"""

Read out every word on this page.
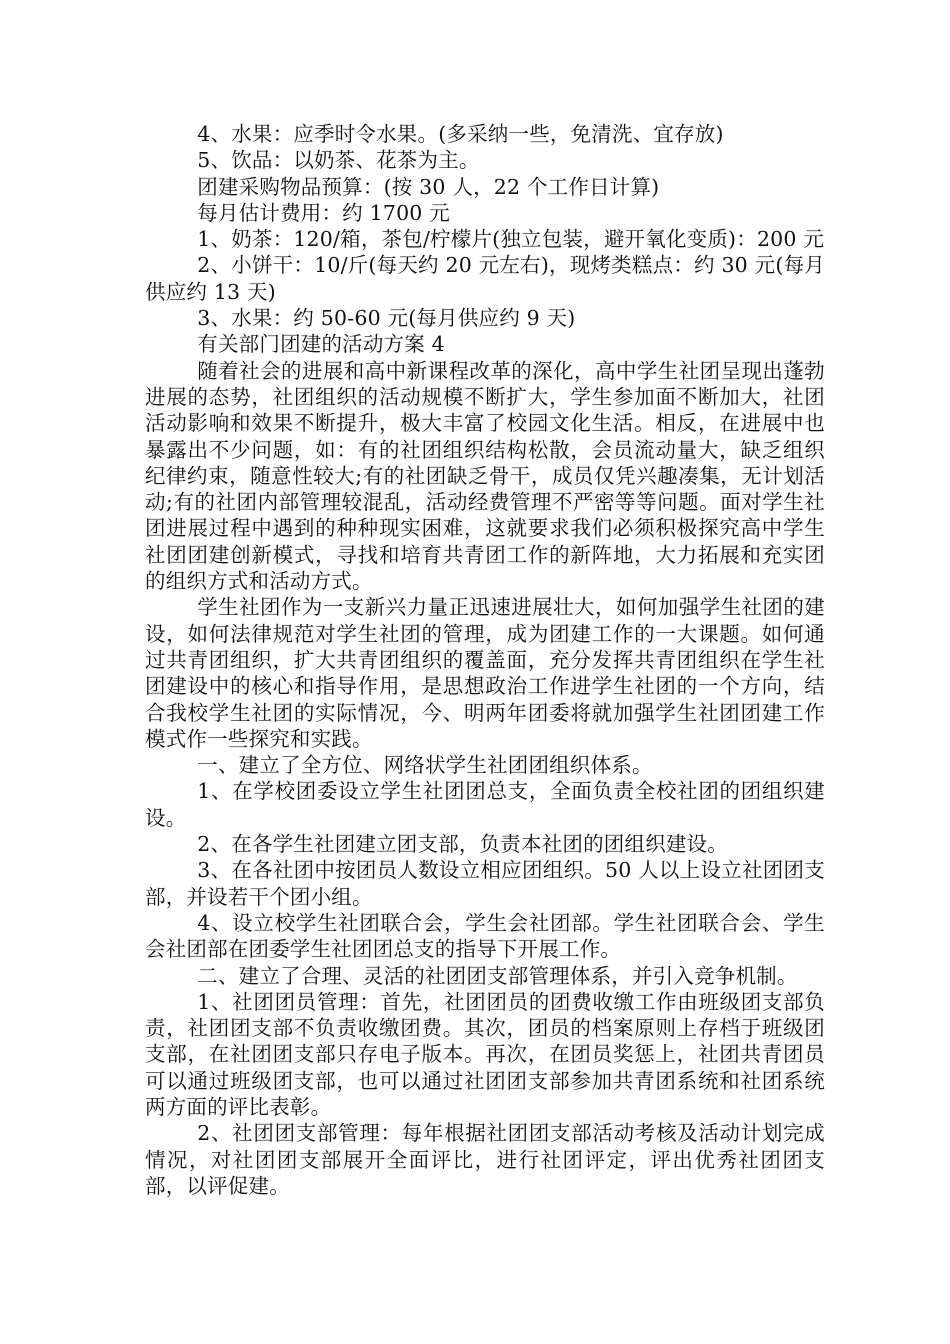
4、水果：应季时令水果。(多采纳一些，免清洗、宜存放)

5、饮品：以奶茶、花茶为主。

团建采购物品预算：(按 30 人，22 个工作日计算)

每月估计费用：约 1700 元

1、奶茶：120/箱，茶包/柠檬片(独立包装，避开氧化变质)：200 元

2、小饼干：10/斤(每天约 20 元左右)，现烤类糕点：约 30 元(每月供应约 13 天)

3、水果：约 50-60 元(每月供应约 9 天)

有关部门团建的活动方案 4

随着社会的进展和高中新课程改革的深化，高中学生社团呈现出蓬勃进展的态势，社团组织的活动规模不断扩大，学生参加面不断加大，社团活动影响和效果不断提升，极大丰富了校园文化生活。相反，在进展中也暴露出不少问题，如：有的社团组织结构松散，会员流动量大，缺乏组织纪律约束，随意性较大;有的社团缺乏骨干，成员仅凭兴趣凑集，无计划活动;有的社团内部管理较混乱，活动经费管理不严密等等问题。面对学生社团进展过程中遇到的种种现实困难，这就要求我们必须积极探究高中学生社团团建创新模式，寻找和培育共青团工作的新阵地，大力拓展和充实团的组织方式和活动方式。

学生社团作为一支新兴力量正迅速进展壮大，如何加强学生社团的建设，如何法律规范对学生社团的管理，成为团建工作的一大课题。如何通过共青团组织，扩大共青团组织的覆盖面，充分发挥共青团组织在学生社团建设中的核心和指导作用，是思想政治工作进学生社团的一个方向，结合我校学生社团的实际情况，今、明两年团委将就加强学生社团团建工作模式作一些探究和实践。

一、建立了全方位、网络状学生社团团组织体系。

1、在学校团委设立学生社团团总支，全面负责全校社团的团组织建设。

2、在各学生社团建立团支部，负责本社团的团组织建设。

3、在各社团中按团员人数设立相应团组织。50 人以上设立社团团支部，并设若干个团小组。

4、设立校学生社团联合会，学生会社团部。学生社团联合会、学生会社团部在团委学生社团团总支的指导下开展工作。

二、建立了合理、灵活的社团团支部管理体系，并引入竞争机制。

1、社团团员管理：首先，社团团员的团费收缴工作由班级团支部负责，社团团支部不负责收缴团费。其次，团员的档案原则上存档于班级团支部，在社团团支部只存电子版本。再次，在团员奖惩上，社团共青团员可以通过班级团支部，也可以通过社团团支部参加共青团系统和社团系统两方面的评比表彰。

2、社团团支部管理：每年根据社团团支部活动考核及活动计划完成情况，对社团团支部展开全面评比，进行社团评定，评出优秀社团团支部，以评促建。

"""

Copy each line of the preceding data that contains the string "每月供应约".

## Solved exercise
2、小饼干：10/斤(每天约 20 元左右)，现烤类糕点：约 30 元(每月供应约 13 天)
3、水果：约 50-60 元(每月供应约 9 天)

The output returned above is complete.